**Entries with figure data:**
○ ○ ○ ○

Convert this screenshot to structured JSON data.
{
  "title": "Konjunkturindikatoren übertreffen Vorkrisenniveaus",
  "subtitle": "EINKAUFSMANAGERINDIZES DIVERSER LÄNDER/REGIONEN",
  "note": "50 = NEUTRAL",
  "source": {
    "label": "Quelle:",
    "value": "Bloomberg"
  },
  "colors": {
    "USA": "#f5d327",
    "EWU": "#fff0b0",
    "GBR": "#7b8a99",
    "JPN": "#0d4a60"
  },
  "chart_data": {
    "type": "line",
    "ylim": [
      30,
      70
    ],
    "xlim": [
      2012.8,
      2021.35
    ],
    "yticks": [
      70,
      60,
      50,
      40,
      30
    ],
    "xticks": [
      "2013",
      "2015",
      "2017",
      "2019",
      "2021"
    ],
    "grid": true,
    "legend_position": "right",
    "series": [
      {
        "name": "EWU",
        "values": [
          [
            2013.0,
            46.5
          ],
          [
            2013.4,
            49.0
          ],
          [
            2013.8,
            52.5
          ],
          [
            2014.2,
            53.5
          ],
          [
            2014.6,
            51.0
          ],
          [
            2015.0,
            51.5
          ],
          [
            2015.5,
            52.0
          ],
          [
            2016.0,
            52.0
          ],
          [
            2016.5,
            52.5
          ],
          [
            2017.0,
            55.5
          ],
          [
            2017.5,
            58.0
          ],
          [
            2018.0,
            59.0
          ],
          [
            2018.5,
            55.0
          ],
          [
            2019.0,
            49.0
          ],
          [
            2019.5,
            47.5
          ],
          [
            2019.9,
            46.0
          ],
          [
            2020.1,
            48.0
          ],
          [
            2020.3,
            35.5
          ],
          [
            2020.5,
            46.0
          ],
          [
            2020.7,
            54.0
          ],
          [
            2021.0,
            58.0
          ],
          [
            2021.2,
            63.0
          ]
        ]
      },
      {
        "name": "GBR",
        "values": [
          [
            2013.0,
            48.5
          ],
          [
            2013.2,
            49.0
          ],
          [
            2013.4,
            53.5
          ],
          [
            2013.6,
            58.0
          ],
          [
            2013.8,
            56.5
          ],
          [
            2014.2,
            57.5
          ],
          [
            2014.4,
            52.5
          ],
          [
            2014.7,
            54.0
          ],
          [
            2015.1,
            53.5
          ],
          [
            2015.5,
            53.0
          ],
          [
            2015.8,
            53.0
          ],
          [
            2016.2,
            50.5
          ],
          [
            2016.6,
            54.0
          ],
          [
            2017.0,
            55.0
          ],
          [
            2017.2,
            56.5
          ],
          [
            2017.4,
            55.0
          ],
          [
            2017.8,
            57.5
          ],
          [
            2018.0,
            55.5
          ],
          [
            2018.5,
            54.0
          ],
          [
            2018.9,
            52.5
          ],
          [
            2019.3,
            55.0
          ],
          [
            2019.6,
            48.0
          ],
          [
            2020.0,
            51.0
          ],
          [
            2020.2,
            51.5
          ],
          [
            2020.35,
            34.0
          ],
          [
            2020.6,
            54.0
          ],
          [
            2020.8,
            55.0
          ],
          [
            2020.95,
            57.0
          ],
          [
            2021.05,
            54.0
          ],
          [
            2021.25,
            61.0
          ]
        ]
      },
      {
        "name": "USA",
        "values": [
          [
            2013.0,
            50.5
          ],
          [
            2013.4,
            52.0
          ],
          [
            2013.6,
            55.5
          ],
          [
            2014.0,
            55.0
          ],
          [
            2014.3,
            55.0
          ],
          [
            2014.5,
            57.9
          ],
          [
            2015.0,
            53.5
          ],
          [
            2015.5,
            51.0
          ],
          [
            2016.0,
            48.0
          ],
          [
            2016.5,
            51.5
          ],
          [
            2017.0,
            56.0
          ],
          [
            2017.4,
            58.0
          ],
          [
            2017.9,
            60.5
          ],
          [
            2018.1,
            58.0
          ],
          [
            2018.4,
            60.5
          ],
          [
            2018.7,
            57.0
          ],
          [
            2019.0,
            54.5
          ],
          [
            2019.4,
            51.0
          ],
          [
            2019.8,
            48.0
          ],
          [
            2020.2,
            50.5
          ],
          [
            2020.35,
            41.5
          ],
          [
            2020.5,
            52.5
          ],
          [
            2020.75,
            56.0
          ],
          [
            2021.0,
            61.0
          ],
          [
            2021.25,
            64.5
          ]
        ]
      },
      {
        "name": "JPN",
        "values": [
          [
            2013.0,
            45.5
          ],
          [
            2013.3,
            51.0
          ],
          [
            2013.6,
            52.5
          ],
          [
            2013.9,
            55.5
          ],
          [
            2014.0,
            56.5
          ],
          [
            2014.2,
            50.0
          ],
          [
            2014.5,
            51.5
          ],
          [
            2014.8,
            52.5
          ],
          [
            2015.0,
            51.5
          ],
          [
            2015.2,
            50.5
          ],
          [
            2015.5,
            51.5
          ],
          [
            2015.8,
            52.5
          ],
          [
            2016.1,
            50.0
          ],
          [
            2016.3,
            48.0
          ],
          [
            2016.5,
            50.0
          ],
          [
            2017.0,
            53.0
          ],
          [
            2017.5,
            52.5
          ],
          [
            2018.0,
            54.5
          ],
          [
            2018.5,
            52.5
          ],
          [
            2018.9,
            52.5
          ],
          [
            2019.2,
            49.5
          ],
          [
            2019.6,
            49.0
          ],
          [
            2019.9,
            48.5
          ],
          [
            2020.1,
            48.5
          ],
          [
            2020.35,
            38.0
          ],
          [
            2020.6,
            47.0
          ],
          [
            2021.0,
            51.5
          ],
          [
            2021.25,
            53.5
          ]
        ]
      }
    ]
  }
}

○ ○ ○ ○

**EXERCISE:** Faithfully reproduce all of the records, character for character.

**TASK ANSWER:**
Convert this screenshot to structured JSON data.
{
  "title": "Konjunkturindikatoren übertreffen Vorkrisenniveaus",
  "subtitle": "EINKAUFSMANAGERINDIZES DIVERSER LÄNDER/REGIONEN",
  "note": "50 = NEUTRAL",
  "source": {
    "label": "Quelle:",
    "value": "Bloomberg"
  },
  "colors": {
    "USA": "#f5d327",
    "EWU": "#fff0b0",
    "GBR": "#7b8a99",
    "JPN": "#0d4a60"
  },
  "chart_data": {
    "type": "line",
    "ylim": [
      30,
      70
    ],
    "xlim": [
      2012.8,
      2021.35
    ],
    "yticks": [
      70,
      60,
      50,
      40,
      30
    ],
    "xticks": [
      "2013",
      "2015",
      "2017",
      "2019",
      "2021"
    ],
    "grid": true,
    "legend_position": "right",
    "series": [
      {
        "name": "EWU",
        "values": [
          [
            2013.0,
            46.5
          ],
          [
            2013.4,
            49.0
          ],
          [
            2013.8,
            52.5
          ],
          [
            2014.2,
            53.5
          ],
          [
            2014.6,
            51.0
          ],
          [
            2015.0,
            51.5
          ],
          [
            2015.5,
            52.0
          ],
          [
            2016.0,
            52.0
          ],
          [
            2016.5,
            52.5
          ],
          [
            2017.0,
            55.5
          ],
          [
            2017.5,
            58.0
          ],
          [
            2018.0,
            59.0
          ],
          [
            2018.5,
            55.0
          ],
          [
            2019.0,
            49.0
          ],
          [
            2019.5,
            47.5
          ],
          [
            2019.9,
            46.0
          ],
          [
            2020.1,
            48.0
          ],
          [
            2020.3,
            35.5
          ],
          [
            2020.5,
            46.0
          ],
          [
            2020.7,
            54.0
          ],
          [
            2021.0,
            58.0
          ],
          [
            2021.2,
            63.0
          ]
        ]
      },
      {
        "name": "GBR",
        "values": [
          [
            2013.0,
            48.5
          ],
          [
            2013.2,
            49.0
          ],
          [
            2013.4,
            53.5
          ],
          [
            2013.6,
            58.0
          ],
          [
            2013.8,
            56.5
          ],
          [
            2014.2,
            57.5
          ],
          [
            2014.4,
            52.5
          ],
          [
            2014.7,
            54.0
          ],
          [
            2015.1,
            53.5
          ],
          [
            2015.5,
            53.0
          ],
          [
            2015.8,
            53.0
          ],
          [
            2016.2,
            50.5
          ],
          [
            2016.6,
            54.0
          ],
          [
            2017.0,
            55.0
          ],
          [
            2017.2,
            56.5
          ],
          [
            2017.4,
            55.0
          ],
          [
            2017.8,
            57.5
          ],
          [
            2018.0,
            55.5
          ],
          [
            2018.5,
            54.0
          ],
          [
            2018.9,
            52.5
          ],
          [
            2019.3,
            55.0
          ],
          [
            2019.6,
            48.0
          ],
          [
            2020.0,
            51.0
          ],
          [
            2020.2,
            51.5
          ],
          [
            2020.35,
            34.0
          ],
          [
            2020.6,
            54.0
          ],
          [
            2020.8,
            55.0
          ],
          [
            2020.95,
            57.0
          ],
          [
            2021.05,
            54.0
          ],
          [
            2021.25,
            61.0
          ]
        ]
      },
      {
        "name": "USA",
        "values": [
          [
            2013.0,
            50.5
          ],
          [
            2013.4,
            52.0
          ],
          [
            2013.6,
            55.5
          ],
          [
            2014.0,
            55.0
          ],
          [
            2014.3,
            55.0
          ],
          [
            2014.5,
            57.9
          ],
          [
            2015.0,
            53.5
          ],
          [
            2015.5,
            51.0
          ],
          [
            2016.0,
            48.0
          ],
          [
            2016.5,
            51.5
          ],
          [
            2017.0,
            56.0
          ],
          [
            2017.4,
            58.0
          ],
          [
            2017.9,
            60.5
          ],
          [
            2018.1,
            58.0
          ],
          [
            2018.4,
            60.5
          ],
          [
            2018.7,
            57.0
          ],
          [
            2019.0,
            54.5
          ],
          [
            2019.4,
            51.0
          ],
          [
            2019.8,
            48.0
          ],
          [
            2020.2,
            50.5
          ],
          [
            2020.35,
            41.5
          ],
          [
            2020.5,
            52.5
          ],
          [
            2020.75,
            56.0
          ],
          [
            2021.0,
            61.0
          ],
          [
            2021.25,
            64.5
          ]
        ]
      },
      {
        "name": "JPN",
        "values": [
          [
            2013.0,
            45.5
          ],
          [
            2013.3,
            51.0
          ],
          [
            2013.6,
            52.5
          ],
          [
            2013.9,
            55.5
          ],
          [
            2014.0,
            56.5
          ],
          [
            2014.2,
            50.0
          ],
          [
            2014.5,
            51.5
          ],
          [
            2014.8,
            52.5
          ],
          [
            2015.0,
            51.5
          ],
          [
            2015.2,
            50.5
          ],
          [
            2015.5,
            51.5
          ],
          [
            2015.8,
            52.5
          ],
          [
            2016.1,
            50.0
          ],
          [
            2016.3,
            48.0
          ],
          [
            2016.5,
            50.0
          ],
          [
            2017.0,
            53.0
          ],
          [
            2017.5,
            52.5
          ],
          [
            2018.0,
            54.5
          ],
          [
            2018.5,
            52.5
          ],
          [
            2018.9,
            52.5
          ],
          [
            2019.2,
            49.5
          ],
          [
            2019.6,
            49.0
          ],
          [
            2019.9,
            48.5
          ],
          [
            2020.1,
            48.5
          ],
          [
            2020.35,
            38.0
          ],
          [
            2020.6,
            47.0
          ],
          [
            2021.0,
            51.5
          ],
          [
            2021.25,
            53.5
          ]
        ]
      }
    ]
  }
}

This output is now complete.